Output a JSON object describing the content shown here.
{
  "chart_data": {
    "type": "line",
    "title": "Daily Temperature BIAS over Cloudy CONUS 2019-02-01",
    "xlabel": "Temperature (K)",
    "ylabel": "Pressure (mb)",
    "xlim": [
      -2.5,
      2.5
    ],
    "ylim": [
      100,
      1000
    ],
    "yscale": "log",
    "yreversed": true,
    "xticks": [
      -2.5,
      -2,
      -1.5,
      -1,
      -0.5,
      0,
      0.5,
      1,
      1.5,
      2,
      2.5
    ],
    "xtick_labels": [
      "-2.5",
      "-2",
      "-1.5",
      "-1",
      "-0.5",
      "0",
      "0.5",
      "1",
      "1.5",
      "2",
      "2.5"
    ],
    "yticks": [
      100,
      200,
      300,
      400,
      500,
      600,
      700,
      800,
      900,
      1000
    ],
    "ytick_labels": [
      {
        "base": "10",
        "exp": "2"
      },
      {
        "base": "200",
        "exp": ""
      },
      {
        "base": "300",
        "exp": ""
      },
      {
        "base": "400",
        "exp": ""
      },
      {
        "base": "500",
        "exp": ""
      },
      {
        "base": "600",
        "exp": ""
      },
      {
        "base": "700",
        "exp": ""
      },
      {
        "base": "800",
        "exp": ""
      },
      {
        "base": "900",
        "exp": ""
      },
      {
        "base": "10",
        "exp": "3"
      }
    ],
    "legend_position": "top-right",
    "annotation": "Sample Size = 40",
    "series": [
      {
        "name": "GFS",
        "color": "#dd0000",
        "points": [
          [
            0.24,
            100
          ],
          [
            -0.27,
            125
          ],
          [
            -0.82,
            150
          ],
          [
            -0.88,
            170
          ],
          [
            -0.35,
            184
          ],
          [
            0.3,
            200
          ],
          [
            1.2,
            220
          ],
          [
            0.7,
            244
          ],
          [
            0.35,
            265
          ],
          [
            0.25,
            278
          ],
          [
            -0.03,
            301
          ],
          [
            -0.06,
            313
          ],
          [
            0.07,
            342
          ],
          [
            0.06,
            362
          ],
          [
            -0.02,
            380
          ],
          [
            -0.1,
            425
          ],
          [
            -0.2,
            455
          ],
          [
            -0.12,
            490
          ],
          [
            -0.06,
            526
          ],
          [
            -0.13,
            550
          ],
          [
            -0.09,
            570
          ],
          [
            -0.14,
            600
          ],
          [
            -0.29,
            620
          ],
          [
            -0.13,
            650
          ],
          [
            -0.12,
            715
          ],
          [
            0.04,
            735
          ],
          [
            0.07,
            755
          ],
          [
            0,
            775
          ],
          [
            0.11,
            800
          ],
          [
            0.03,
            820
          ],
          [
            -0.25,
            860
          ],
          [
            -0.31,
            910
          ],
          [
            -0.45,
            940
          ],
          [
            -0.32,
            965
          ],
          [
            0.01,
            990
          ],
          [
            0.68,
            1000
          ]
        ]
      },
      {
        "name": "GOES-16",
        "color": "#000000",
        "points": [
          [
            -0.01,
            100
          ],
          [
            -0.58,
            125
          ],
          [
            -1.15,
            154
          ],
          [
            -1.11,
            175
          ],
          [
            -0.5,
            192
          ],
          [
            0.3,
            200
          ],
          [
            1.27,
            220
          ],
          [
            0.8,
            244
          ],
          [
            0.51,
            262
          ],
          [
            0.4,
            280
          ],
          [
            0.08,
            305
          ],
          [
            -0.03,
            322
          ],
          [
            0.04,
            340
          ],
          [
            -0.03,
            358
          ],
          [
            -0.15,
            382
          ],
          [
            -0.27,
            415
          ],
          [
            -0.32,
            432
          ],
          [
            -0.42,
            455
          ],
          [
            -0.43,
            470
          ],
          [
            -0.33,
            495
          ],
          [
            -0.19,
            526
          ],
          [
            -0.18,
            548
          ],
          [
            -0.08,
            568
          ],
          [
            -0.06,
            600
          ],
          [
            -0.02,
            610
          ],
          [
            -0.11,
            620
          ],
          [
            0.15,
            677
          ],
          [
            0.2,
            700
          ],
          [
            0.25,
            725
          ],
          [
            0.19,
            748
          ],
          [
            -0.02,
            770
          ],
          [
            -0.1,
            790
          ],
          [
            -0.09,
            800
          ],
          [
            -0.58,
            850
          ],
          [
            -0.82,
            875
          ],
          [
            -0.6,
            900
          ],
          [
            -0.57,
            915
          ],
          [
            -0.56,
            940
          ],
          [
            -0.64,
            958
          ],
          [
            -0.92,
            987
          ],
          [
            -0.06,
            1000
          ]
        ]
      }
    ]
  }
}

━━━━━━━━

» PROBLEM DESCRIPTION:
How many lines of these entries hold the string "Temperature"? Answer with the number alone.

» WRITTEN SOLUTION:
2